** Records for this task **
Start

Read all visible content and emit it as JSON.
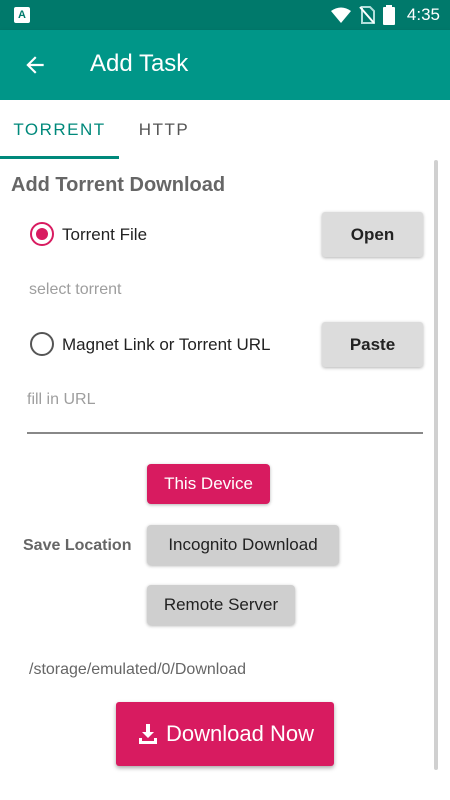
{
  "status_bar": {
    "time": "4:35"
  },
  "app_bar": {
    "title": "Add Task"
  },
  "tabs": [
    {
      "label": "TORRENT",
      "active": true
    },
    {
      "label": "HTTP",
      "active": false
    }
  ],
  "section_title": "Add Torrent Download",
  "torrent_file": {
    "label": "Torrent File",
    "checked": true,
    "button": "Open",
    "hint": "select torrent"
  },
  "magnet": {
    "label": "Magnet Link or Torrent URL",
    "checked": false,
    "button": "Paste",
    "placeholder": "fill in URL"
  },
  "save_location": {
    "label": "Save Location",
    "options": [
      "This Device",
      "Incognito Download",
      "Remote Server"
    ],
    "selected": "This Device",
    "path": "/storage/emulated/0/Download"
  },
  "download_button": "Download Now",
  "colors": {
    "primary": "#009688",
    "status_bar": "#00796b",
    "accent": "#d81b60"
  }
}
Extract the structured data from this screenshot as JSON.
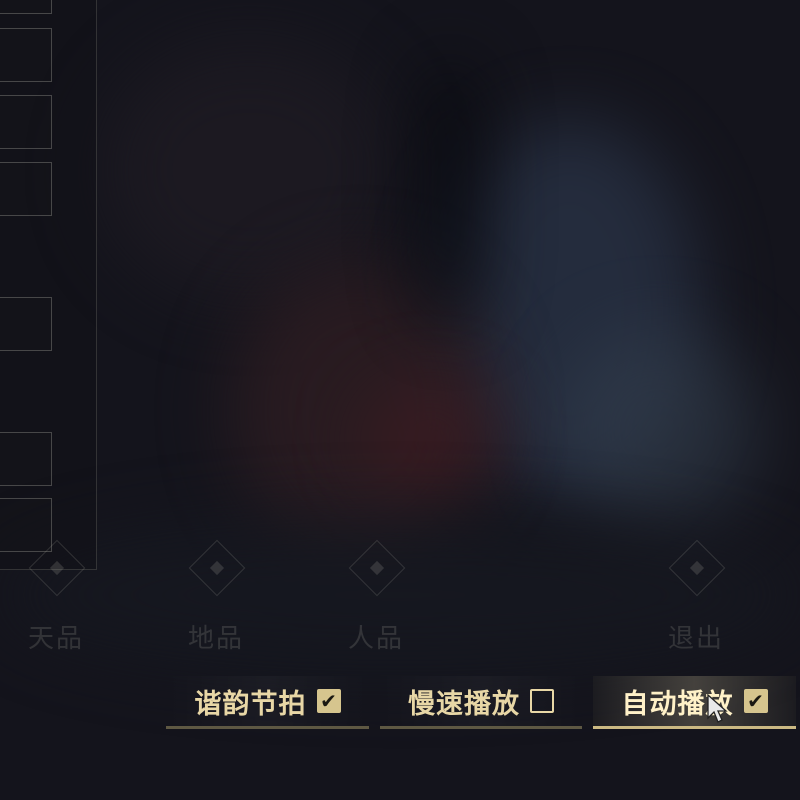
{
  "menu": {
    "items": [
      {
        "label": "天品",
        "icon": "diamond-icon"
      },
      {
        "label": "地品",
        "icon": "diamond-icon"
      },
      {
        "label": "人品",
        "icon": "diamond-icon"
      },
      {
        "label": "退出",
        "icon": "diamond-icon"
      }
    ]
  },
  "toggles": [
    {
      "label": "谐韵节拍",
      "checked": true,
      "mark": "✔"
    },
    {
      "label": "慢速播放",
      "checked": false,
      "mark": ""
    },
    {
      "label": "自动播放",
      "checked": true,
      "mark": "✔"
    }
  ],
  "colors": {
    "gold_text": "#e8d7a6",
    "gold_underline": "#cbb983",
    "background": "#14141c"
  }
}
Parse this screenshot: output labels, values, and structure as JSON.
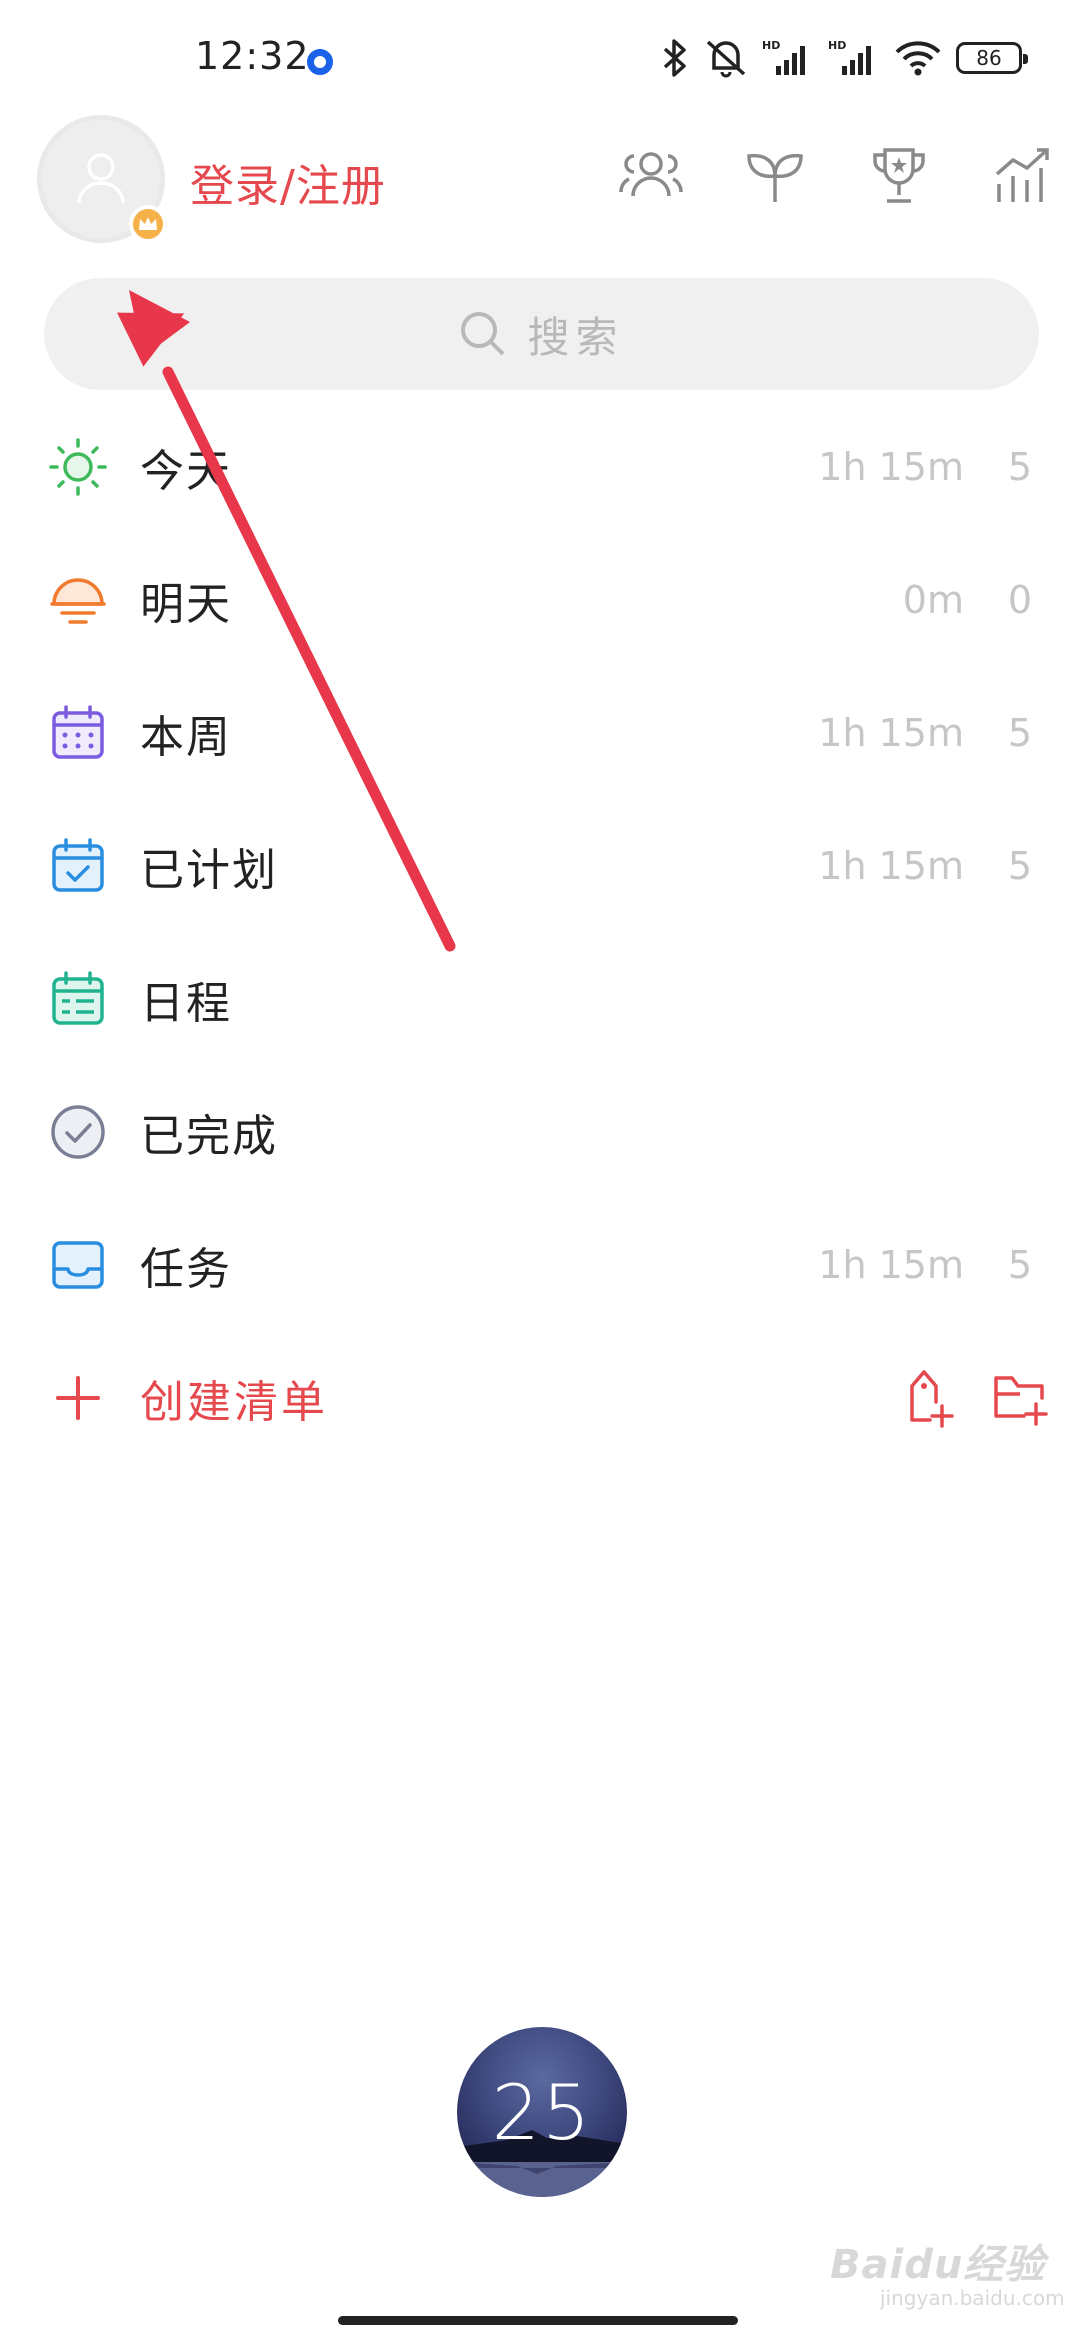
{
  "status_bar": {
    "time": "12:32",
    "battery": "86"
  },
  "header": {
    "login_label": "登录/注册"
  },
  "search": {
    "placeholder": "搜索"
  },
  "menu": [
    {
      "label": "今天",
      "duration": "1h 15m",
      "count": "5",
      "icon": "sun-icon",
      "color": "#3fba5b"
    },
    {
      "label": "明天",
      "duration": "0m",
      "count": "0",
      "icon": "sunrise-icon",
      "color": "#f07b2e"
    },
    {
      "label": "本周",
      "duration": "1h 15m",
      "count": "5",
      "icon": "calendar-week-icon",
      "color": "#7b5ce0"
    },
    {
      "label": "已计划",
      "duration": "1h 15m",
      "count": "5",
      "icon": "calendar-check-icon",
      "color": "#2a8ee0"
    },
    {
      "label": "日程",
      "duration": "",
      "count": "",
      "icon": "calendar-schedule-icon",
      "color": "#21b38f"
    },
    {
      "label": "已完成",
      "duration": "",
      "count": "",
      "icon": "check-circle-icon",
      "color": "#7a7f96"
    },
    {
      "label": "任务",
      "duration": "1h 15m",
      "count": "5",
      "icon": "inbox-icon",
      "color": "#2a8ee0"
    }
  ],
  "create": {
    "label": "创建清单"
  },
  "pomodoro": {
    "count": "25"
  },
  "watermark": {
    "brand": "Baidu经验",
    "url": "jingyan.baidu.com"
  },
  "colors": {
    "accent": "#e5484d",
    "muted": "#c6c6c6"
  }
}
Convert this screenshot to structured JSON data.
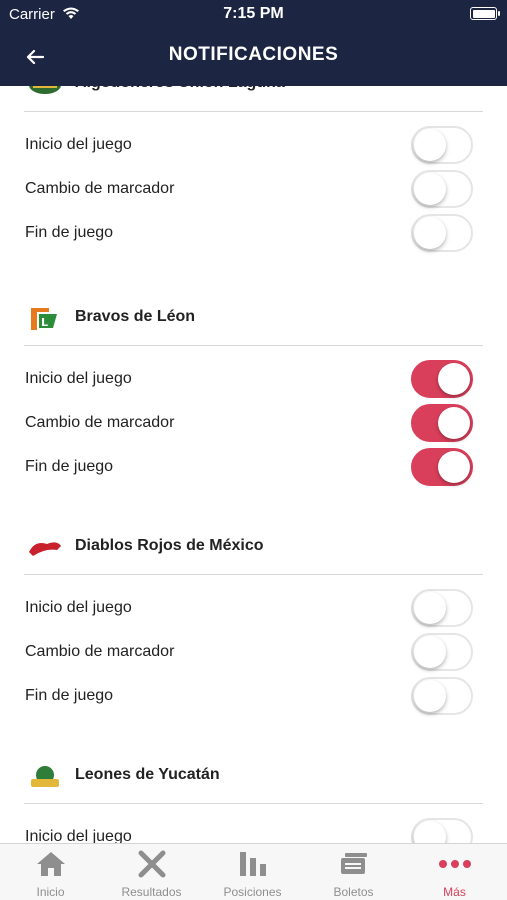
{
  "status": {
    "carrier": "Carrier",
    "time": "7:15 PM"
  },
  "header": {
    "title": "NOTIFICACIONES"
  },
  "teams": [
    {
      "name": "Algodoneros Unión Laguna",
      "toggles": [
        {
          "label": "Inicio del juego",
          "on": false
        },
        {
          "label": "Cambio de marcador",
          "on": false
        },
        {
          "label": "Fin de juego",
          "on": false
        }
      ]
    },
    {
      "name": "Bravos de Léon",
      "toggles": [
        {
          "label": "Inicio del juego",
          "on": true
        },
        {
          "label": "Cambio de marcador",
          "on": true
        },
        {
          "label": "Fin de juego",
          "on": true
        }
      ]
    },
    {
      "name": "Diablos Rojos de México",
      "toggles": [
        {
          "label": "Inicio del juego",
          "on": false
        },
        {
          "label": "Cambio de marcador",
          "on": false
        },
        {
          "label": "Fin de juego",
          "on": false
        }
      ]
    },
    {
      "name": "Leones de Yucatán",
      "toggles": [
        {
          "label": "Inicio del juego",
          "on": false
        }
      ]
    }
  ],
  "tabs": [
    {
      "label": "Inicio",
      "icon": "home-icon"
    },
    {
      "label": "Resultados",
      "icon": "crossed-bats-icon"
    },
    {
      "label": "Posiciones",
      "icon": "bar-chart-icon"
    },
    {
      "label": "Boletos",
      "icon": "tickets-icon"
    },
    {
      "label": "Más",
      "icon": "more-dots-icon"
    }
  ],
  "colors": {
    "navy": "#1c2541",
    "accent": "#d93f5b"
  }
}
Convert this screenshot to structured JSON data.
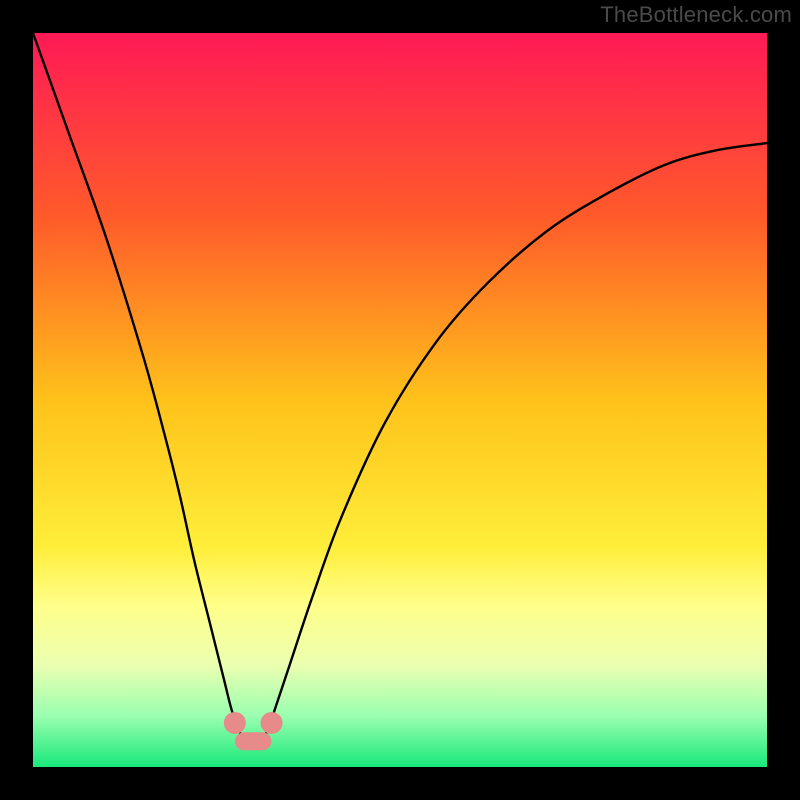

End

** Problem **
Quote every entry exactly, with the pictures omitted.

** Solution to the problem **
Read all visible content and emit it as JSON.
{
  "status_bar": {
    "time": "4:35"
  },
  "app_bar": {
    "title": "Add Task"
  },
  "tabs": [
    {
      "label": "TORRENT",
      "active": true
    },
    {
      "label": "HTTP",
      "active": false
    }
  ],
  "section_title": "Add Torrent Download",
  "torrent_file": {
    "label": "Torrent File",
    "checked": true,
    "button": "Open",
    "hint": "select torrent"
  },
  "magnet": {
    "label": "Magnet Link or Torrent URL",
    "checked": false,
    "button": "Paste",
    "placeholder": "fill in URL"
  },
  "save_location": {
    "label": "Save Location",
    "options": [
      "This Device",
      "Incognito Download",
      "Remote Server"
    ],
    "selected": "This Device",
    "path": "/storage/emulated/0/Download"
  },
  "download_button": "Download Now",
  "colors": {
    "primary": "#009688",
    "status_bar": "#00796b",
    "accent": "#d81b60"
  }
}
Extract the structured data from this screenshot as JSON.
{
  "menu": {
    "items": [
      {
        "label": "天品",
        "icon": "diamond-icon"
      },
      {
        "label": "地品",
        "icon": "diamond-icon"
      },
      {
        "label": "人品",
        "icon": "diamond-icon"
      },
      {
        "label": "退出",
        "icon": "diamond-icon"
      }
    ]
  },
  "toggles": [
    {
      "label": "谐韵节拍",
      "checked": true,
      "mark": "✔"
    },
    {
      "label": "慢速播放",
      "checked": false,
      "mark": ""
    },
    {
      "label": "自动播放",
      "checked": true,
      "mark": "✔"
    }
  ],
  "colors": {
    "gold_text": "#e8d7a6",
    "gold_underline": "#cbb983",
    "background": "#14141c"
  }
}
Parse this screenshot: output labels, values, and structure as JSON.
{
  "status_bar": {
    "time": "12:32",
    "battery": "86"
  },
  "header": {
    "login_label": "登录/注册"
  },
  "search": {
    "placeholder": "搜索"
  },
  "menu": [
    {
      "label": "今天",
      "duration": "1h 15m",
      "count": "5",
      "icon": "sun-icon",
      "color": "#3fba5b"
    },
    {
      "label": "明天",
      "duration": "0m",
      "count": "0",
      "icon": "sunrise-icon",
      "color": "#f07b2e"
    },
    {
      "label": "本周",
      "duration": "1h 15m",
      "count": "5",
      "icon": "calendar-week-icon",
      "color": "#7b5ce0"
    },
    {
      "label": "已计划",
      "duration": "1h 15m",
      "count": "5",
      "icon": "calendar-check-icon",
      "color": "#2a8ee0"
    },
    {
      "label": "日程",
      "duration": "",
      "count": "",
      "icon": "calendar-schedule-icon",
      "color": "#21b38f"
    },
    {
      "label": "已完成",
      "duration": "",
      "count": "",
      "icon": "check-circle-icon",
      "color": "#7a7f96"
    },
    {
      "label": "任务",
      "duration": "1h 15m",
      "count": "5",
      "icon": "inbox-icon",
      "color": "#2a8ee0"
    }
  ],
  "create": {
    "label": "创建清单"
  },
  "pomodoro": {
    "count": "25"
  },
  "watermark": {
    "brand": "Baidu经验",
    "url": "jingyan.baidu.com"
  },
  "colors": {
    "accent": "#e5484d",
    "muted": "#c6c6c6"
  }
}
Convert this screenshot to structured JSON data.
{
  "status": {
    "carrier": "Carrier",
    "time": "7:15 PM"
  },
  "header": {
    "title": "NOTIFICACIONES"
  },
  "teams": [
    {
      "name": "Algodoneros Unión Laguna",
      "toggles": [
        {
          "label": "Inicio del juego",
          "on": false
        },
        {
          "label": "Cambio de marcador",
          "on": false
        },
        {
          "label": "Fin de juego",
          "on": false
        }
      ]
    },
    {
      "name": "Bravos de Léon",
      "toggles": [
        {
          "label": "Inicio del juego",
          "on": true
        },
        {
          "label": "Cambio de marcador",
          "on": true
        },
        {
          "label": "Fin de juego",
          "on": true
        }
      ]
    },
    {
      "name": "Diablos Rojos de México",
      "toggles": [
        {
          "label": "Inicio del juego",
          "on": false
        },
        {
          "label": "Cambio de marcador",
          "on": false
        },
        {
          "label": "Fin de juego",
          "on": false
        }
      ]
    },
    {
      "name": "Leones de Yucatán",
      "toggles": [
        {
          "label": "Inicio del juego",
          "on": false
        }
      ]
    }
  ],
  "tabs": [
    {
      "label": "Inicio",
      "icon": "home-icon"
    },
    {
      "label": "Resultados",
      "icon": "crossed-bats-icon"
    },
    {
      "label": "Posiciones",
      "icon": "bar-chart-icon"
    },
    {
      "label": "Boletos",
      "icon": "tickets-icon"
    },
    {
      "label": "Más",
      "icon": "more-dots-icon"
    }
  ],
  "colors": {
    "navy": "#1c2541",
    "accent": "#d93f5b"
  }
}
Convert this screenshot to structured JSON data.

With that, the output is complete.